* Stored records:
# # #

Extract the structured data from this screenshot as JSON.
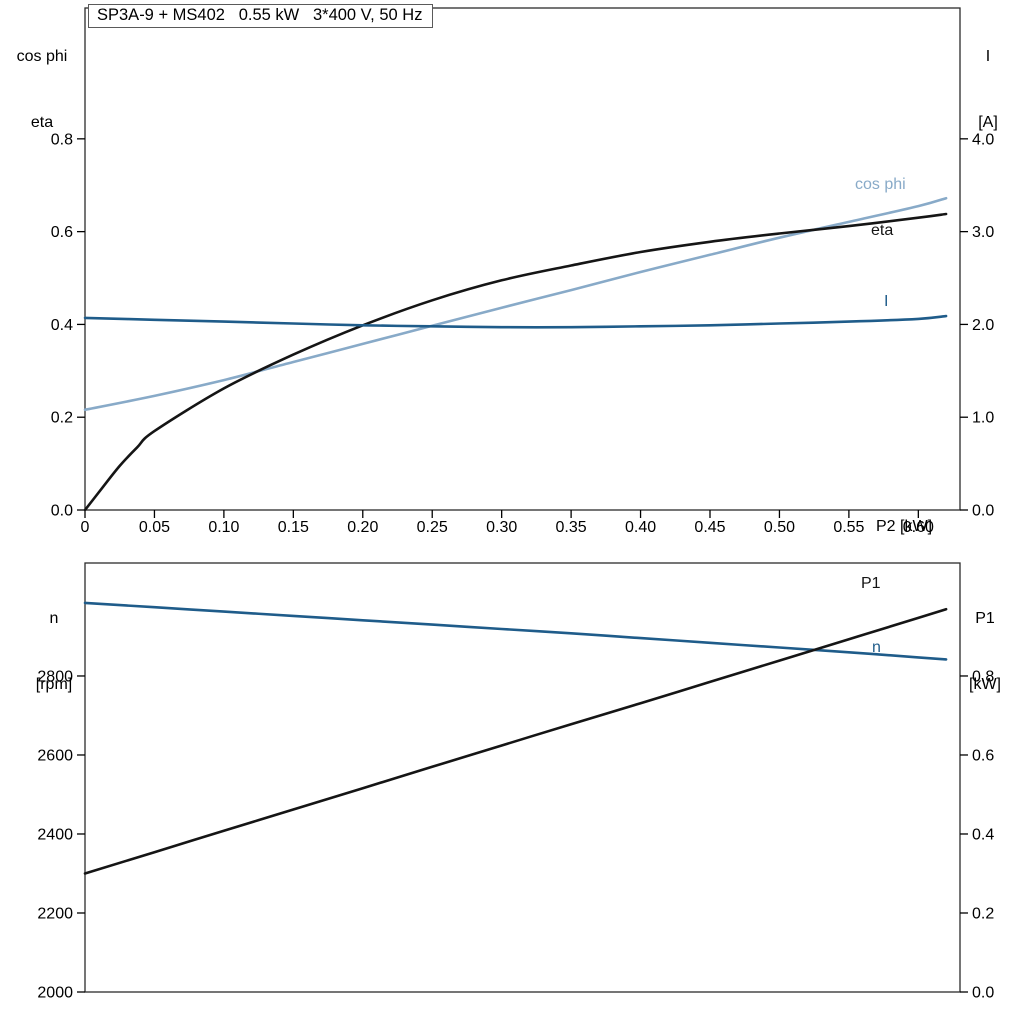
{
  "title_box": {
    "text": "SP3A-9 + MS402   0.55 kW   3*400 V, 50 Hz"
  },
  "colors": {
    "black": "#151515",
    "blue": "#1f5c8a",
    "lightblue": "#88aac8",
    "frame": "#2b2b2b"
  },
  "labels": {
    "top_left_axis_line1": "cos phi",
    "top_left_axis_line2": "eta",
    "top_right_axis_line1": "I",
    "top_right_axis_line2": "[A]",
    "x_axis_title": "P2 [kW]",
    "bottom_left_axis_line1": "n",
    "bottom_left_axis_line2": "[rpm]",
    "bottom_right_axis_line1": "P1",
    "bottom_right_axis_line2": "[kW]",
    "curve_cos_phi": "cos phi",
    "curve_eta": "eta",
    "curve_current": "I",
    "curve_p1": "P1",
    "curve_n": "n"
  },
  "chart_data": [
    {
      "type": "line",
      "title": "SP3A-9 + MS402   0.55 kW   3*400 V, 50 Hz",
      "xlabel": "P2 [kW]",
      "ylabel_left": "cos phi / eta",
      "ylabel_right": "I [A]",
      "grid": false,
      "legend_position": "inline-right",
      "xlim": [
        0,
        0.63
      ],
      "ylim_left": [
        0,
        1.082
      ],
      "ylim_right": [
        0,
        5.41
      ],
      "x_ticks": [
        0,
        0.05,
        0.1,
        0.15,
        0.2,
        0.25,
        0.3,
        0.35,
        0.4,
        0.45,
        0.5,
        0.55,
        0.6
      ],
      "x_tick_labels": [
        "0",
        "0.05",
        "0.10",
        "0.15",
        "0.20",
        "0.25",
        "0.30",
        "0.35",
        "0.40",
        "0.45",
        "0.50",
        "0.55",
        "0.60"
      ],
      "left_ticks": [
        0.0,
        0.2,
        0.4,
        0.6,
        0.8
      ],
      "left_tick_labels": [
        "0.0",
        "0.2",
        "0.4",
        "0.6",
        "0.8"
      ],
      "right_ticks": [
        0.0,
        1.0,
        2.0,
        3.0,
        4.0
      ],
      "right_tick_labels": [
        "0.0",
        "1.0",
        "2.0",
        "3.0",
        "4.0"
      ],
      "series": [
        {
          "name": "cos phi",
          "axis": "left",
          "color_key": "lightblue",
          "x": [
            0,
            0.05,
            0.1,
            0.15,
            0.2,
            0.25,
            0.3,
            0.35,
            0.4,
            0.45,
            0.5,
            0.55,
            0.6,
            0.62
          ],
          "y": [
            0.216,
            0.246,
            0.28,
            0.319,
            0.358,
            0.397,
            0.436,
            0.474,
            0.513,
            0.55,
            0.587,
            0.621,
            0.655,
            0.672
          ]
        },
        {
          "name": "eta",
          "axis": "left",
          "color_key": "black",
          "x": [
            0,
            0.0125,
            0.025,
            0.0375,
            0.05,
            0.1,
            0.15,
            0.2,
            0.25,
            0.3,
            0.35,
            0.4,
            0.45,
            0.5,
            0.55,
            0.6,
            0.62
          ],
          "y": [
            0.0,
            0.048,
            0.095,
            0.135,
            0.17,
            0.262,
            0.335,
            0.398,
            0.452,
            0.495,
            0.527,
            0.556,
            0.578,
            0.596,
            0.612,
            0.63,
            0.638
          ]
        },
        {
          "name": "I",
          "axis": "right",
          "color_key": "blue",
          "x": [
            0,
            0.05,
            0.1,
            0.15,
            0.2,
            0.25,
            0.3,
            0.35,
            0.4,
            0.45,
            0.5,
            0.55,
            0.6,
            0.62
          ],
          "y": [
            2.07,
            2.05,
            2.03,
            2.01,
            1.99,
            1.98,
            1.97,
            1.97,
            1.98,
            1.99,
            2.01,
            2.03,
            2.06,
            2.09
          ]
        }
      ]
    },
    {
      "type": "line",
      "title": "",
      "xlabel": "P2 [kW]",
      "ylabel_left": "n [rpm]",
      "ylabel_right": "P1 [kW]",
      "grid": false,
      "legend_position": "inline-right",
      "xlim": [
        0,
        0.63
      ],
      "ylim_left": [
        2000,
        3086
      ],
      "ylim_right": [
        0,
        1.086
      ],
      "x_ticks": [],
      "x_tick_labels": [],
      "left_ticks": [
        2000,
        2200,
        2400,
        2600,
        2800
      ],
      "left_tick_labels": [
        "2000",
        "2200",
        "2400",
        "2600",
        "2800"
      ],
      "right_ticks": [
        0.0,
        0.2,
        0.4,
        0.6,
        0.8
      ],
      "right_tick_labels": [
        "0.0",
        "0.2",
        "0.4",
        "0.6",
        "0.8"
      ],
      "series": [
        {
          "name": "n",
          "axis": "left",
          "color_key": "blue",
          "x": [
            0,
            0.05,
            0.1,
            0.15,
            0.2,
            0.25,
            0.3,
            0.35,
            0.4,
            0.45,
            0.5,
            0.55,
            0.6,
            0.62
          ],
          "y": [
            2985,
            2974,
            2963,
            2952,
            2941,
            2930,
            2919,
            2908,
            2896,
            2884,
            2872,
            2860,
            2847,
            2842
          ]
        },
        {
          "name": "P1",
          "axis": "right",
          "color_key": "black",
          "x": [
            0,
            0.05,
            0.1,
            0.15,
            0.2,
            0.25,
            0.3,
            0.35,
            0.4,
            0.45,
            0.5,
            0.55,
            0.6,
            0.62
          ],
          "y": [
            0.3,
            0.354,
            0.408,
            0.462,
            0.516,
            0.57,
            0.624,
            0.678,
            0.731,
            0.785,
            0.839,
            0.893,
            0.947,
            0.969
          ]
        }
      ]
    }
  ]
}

# # #

* Task:
Write out all the records again, exactly, minus any pictures.

* Full output:
Extract the structured data from this screenshot as JSON.
{
  "title_box": {
    "text": "SP3A-9 + MS402   0.55 kW   3*400 V, 50 Hz"
  },
  "colors": {
    "black": "#151515",
    "blue": "#1f5c8a",
    "lightblue": "#88aac8",
    "frame": "#2b2b2b"
  },
  "labels": {
    "top_left_axis_line1": "cos phi",
    "top_left_axis_line2": "eta",
    "top_right_axis_line1": "I",
    "top_right_axis_line2": "[A]",
    "x_axis_title": "P2 [kW]",
    "bottom_left_axis_line1": "n",
    "bottom_left_axis_line2": "[rpm]",
    "bottom_right_axis_line1": "P1",
    "bottom_right_axis_line2": "[kW]",
    "curve_cos_phi": "cos phi",
    "curve_eta": "eta",
    "curve_current": "I",
    "curve_p1": "P1",
    "curve_n": "n"
  },
  "chart_data": [
    {
      "type": "line",
      "title": "SP3A-9 + MS402   0.55 kW   3*400 V, 50 Hz",
      "xlabel": "P2 [kW]",
      "ylabel_left": "cos phi / eta",
      "ylabel_right": "I [A]",
      "grid": false,
      "legend_position": "inline-right",
      "xlim": [
        0,
        0.63
      ],
      "ylim_left": [
        0,
        1.082
      ],
      "ylim_right": [
        0,
        5.41
      ],
      "x_ticks": [
        0,
        0.05,
        0.1,
        0.15,
        0.2,
        0.25,
        0.3,
        0.35,
        0.4,
        0.45,
        0.5,
        0.55,
        0.6
      ],
      "x_tick_labels": [
        "0",
        "0.05",
        "0.10",
        "0.15",
        "0.20",
        "0.25",
        "0.30",
        "0.35",
        "0.40",
        "0.45",
        "0.50",
        "0.55",
        "0.60"
      ],
      "left_ticks": [
        0.0,
        0.2,
        0.4,
        0.6,
        0.8
      ],
      "left_tick_labels": [
        "0.0",
        "0.2",
        "0.4",
        "0.6",
        "0.8"
      ],
      "right_ticks": [
        0.0,
        1.0,
        2.0,
        3.0,
        4.0
      ],
      "right_tick_labels": [
        "0.0",
        "1.0",
        "2.0",
        "3.0",
        "4.0"
      ],
      "series": [
        {
          "name": "cos phi",
          "axis": "left",
          "color_key": "lightblue",
          "x": [
            0,
            0.05,
            0.1,
            0.15,
            0.2,
            0.25,
            0.3,
            0.35,
            0.4,
            0.45,
            0.5,
            0.55,
            0.6,
            0.62
          ],
          "y": [
            0.216,
            0.246,
            0.28,
            0.319,
            0.358,
            0.397,
            0.436,
            0.474,
            0.513,
            0.55,
            0.587,
            0.621,
            0.655,
            0.672
          ]
        },
        {
          "name": "eta",
          "axis": "left",
          "color_key": "black",
          "x": [
            0,
            0.0125,
            0.025,
            0.0375,
            0.05,
            0.1,
            0.15,
            0.2,
            0.25,
            0.3,
            0.35,
            0.4,
            0.45,
            0.5,
            0.55,
            0.6,
            0.62
          ],
          "y": [
            0.0,
            0.048,
            0.095,
            0.135,
            0.17,
            0.262,
            0.335,
            0.398,
            0.452,
            0.495,
            0.527,
            0.556,
            0.578,
            0.596,
            0.612,
            0.63,
            0.638
          ]
        },
        {
          "name": "I",
          "axis": "right",
          "color_key": "blue",
          "x": [
            0,
            0.05,
            0.1,
            0.15,
            0.2,
            0.25,
            0.3,
            0.35,
            0.4,
            0.45,
            0.5,
            0.55,
            0.6,
            0.62
          ],
          "y": [
            2.07,
            2.05,
            2.03,
            2.01,
            1.99,
            1.98,
            1.97,
            1.97,
            1.98,
            1.99,
            2.01,
            2.03,
            2.06,
            2.09
          ]
        }
      ]
    },
    {
      "type": "line",
      "title": "",
      "xlabel": "P2 [kW]",
      "ylabel_left": "n [rpm]",
      "ylabel_right": "P1 [kW]",
      "grid": false,
      "legend_position": "inline-right",
      "xlim": [
        0,
        0.63
      ],
      "ylim_left": [
        2000,
        3086
      ],
      "ylim_right": [
        0,
        1.086
      ],
      "x_ticks": [],
      "x_tick_labels": [],
      "left_ticks": [
        2000,
        2200,
        2400,
        2600,
        2800
      ],
      "left_tick_labels": [
        "2000",
        "2200",
        "2400",
        "2600",
        "2800"
      ],
      "right_ticks": [
        0.0,
        0.2,
        0.4,
        0.6,
        0.8
      ],
      "right_tick_labels": [
        "0.0",
        "0.2",
        "0.4",
        "0.6",
        "0.8"
      ],
      "series": [
        {
          "name": "n",
          "axis": "left",
          "color_key": "blue",
          "x": [
            0,
            0.05,
            0.1,
            0.15,
            0.2,
            0.25,
            0.3,
            0.35,
            0.4,
            0.45,
            0.5,
            0.55,
            0.6,
            0.62
          ],
          "y": [
            2985,
            2974,
            2963,
            2952,
            2941,
            2930,
            2919,
            2908,
            2896,
            2884,
            2872,
            2860,
            2847,
            2842
          ]
        },
        {
          "name": "P1",
          "axis": "right",
          "color_key": "black",
          "x": [
            0,
            0.05,
            0.1,
            0.15,
            0.2,
            0.25,
            0.3,
            0.35,
            0.4,
            0.45,
            0.5,
            0.55,
            0.6,
            0.62
          ],
          "y": [
            0.3,
            0.354,
            0.408,
            0.462,
            0.516,
            0.57,
            0.624,
            0.678,
            0.731,
            0.785,
            0.839,
            0.893,
            0.947,
            0.969
          ]
        }
      ]
    }
  ]
}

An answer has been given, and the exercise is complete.